> _Supplied records_:
● ● ● ● ●

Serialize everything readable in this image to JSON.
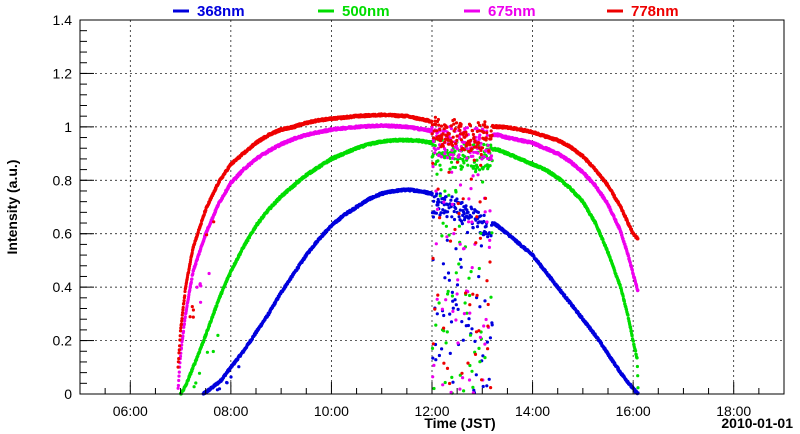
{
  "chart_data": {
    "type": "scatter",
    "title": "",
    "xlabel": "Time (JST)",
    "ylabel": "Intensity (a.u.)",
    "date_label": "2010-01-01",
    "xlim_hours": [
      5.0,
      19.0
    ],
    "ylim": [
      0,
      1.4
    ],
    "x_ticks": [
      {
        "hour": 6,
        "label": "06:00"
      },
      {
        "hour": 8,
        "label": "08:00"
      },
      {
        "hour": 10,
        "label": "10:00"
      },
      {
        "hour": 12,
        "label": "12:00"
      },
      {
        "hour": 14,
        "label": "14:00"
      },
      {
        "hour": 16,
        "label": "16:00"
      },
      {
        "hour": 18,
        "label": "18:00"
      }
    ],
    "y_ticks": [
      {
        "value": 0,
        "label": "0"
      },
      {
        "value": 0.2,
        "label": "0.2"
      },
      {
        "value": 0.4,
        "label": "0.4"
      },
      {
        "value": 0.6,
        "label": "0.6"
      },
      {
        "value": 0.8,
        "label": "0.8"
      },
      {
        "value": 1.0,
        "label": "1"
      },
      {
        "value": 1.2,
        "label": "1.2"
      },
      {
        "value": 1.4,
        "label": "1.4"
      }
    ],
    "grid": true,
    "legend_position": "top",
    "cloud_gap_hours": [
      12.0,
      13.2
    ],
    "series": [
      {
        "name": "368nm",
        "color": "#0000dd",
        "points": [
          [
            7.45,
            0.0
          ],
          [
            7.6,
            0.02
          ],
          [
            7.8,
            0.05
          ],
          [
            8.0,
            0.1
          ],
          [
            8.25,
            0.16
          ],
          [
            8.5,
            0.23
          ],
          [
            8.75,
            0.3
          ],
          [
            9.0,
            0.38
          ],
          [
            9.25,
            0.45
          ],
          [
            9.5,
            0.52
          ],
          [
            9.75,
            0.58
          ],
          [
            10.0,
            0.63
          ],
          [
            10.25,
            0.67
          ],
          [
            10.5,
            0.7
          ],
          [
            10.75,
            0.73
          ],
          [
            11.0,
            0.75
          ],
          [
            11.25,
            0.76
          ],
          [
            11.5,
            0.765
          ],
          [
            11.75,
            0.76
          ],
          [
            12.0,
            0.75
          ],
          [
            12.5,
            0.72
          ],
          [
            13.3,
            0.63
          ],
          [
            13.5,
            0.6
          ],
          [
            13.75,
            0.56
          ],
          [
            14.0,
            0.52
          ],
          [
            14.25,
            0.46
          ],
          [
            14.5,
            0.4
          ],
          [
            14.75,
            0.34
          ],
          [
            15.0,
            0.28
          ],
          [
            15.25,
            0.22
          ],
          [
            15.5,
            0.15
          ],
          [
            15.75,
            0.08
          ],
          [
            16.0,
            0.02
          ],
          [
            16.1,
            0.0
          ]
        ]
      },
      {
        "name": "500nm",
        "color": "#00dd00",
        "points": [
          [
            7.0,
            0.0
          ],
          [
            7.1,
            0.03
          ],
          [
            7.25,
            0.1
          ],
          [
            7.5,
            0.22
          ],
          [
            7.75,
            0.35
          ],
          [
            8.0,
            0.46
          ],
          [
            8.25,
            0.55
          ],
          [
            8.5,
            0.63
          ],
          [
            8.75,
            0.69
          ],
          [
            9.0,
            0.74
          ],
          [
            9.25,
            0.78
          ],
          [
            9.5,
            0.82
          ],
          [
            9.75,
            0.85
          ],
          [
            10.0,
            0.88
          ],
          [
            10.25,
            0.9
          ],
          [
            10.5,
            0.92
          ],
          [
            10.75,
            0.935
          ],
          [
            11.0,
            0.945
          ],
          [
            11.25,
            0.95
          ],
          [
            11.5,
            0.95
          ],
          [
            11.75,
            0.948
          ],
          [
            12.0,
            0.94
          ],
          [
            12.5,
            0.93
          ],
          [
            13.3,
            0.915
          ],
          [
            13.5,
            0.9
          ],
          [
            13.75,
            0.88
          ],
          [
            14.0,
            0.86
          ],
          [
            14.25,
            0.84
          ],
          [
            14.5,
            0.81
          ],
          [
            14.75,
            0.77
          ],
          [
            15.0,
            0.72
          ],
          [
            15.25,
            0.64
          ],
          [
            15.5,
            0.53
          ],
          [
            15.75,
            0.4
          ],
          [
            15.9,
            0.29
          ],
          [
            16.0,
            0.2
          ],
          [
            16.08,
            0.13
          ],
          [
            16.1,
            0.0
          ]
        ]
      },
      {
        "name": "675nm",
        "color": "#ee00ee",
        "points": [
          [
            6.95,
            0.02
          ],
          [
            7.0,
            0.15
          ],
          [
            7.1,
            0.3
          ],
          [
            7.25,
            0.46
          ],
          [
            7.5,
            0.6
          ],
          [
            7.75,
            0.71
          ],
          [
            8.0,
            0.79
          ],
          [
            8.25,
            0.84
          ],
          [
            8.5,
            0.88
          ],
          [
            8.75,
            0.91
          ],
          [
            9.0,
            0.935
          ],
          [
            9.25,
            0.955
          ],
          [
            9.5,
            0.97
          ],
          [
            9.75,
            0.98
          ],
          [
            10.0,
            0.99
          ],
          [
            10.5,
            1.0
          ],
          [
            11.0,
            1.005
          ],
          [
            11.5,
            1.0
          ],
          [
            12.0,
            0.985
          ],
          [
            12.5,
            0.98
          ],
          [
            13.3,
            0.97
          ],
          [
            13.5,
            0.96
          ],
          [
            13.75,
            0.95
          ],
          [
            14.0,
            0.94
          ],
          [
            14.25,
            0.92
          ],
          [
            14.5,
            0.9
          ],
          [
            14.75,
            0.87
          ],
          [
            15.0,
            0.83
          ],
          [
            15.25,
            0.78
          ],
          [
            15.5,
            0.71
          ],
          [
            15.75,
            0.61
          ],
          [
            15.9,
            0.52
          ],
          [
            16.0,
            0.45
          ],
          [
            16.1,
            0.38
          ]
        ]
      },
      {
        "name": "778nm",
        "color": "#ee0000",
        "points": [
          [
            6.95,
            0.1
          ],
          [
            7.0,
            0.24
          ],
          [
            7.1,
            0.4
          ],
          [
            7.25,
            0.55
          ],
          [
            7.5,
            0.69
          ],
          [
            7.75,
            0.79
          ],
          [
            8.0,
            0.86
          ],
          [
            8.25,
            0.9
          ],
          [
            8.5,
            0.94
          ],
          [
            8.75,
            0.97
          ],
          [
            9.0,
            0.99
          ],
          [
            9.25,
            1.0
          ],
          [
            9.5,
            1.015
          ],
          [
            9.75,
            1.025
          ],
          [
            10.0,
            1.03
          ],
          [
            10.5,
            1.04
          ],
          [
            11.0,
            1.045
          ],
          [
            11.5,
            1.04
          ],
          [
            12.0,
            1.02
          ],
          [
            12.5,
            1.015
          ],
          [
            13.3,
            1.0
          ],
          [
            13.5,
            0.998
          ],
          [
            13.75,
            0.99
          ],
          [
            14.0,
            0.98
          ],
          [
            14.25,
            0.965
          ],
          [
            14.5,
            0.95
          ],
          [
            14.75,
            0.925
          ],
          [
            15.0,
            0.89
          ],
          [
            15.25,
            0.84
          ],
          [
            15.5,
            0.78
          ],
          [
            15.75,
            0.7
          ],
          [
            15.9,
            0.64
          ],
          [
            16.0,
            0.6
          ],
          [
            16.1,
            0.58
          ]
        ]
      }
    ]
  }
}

● ● ● ● ●

From the entries, report each line that includes the word "value".

> _Task answer_:
        "value": 0,
        "value": 0.2,
        "value": 0.4,
        "value": 0.6,
        "value": 0.8,
        "value": 1.0,
        "value": 1.2,
        "value": 1.4,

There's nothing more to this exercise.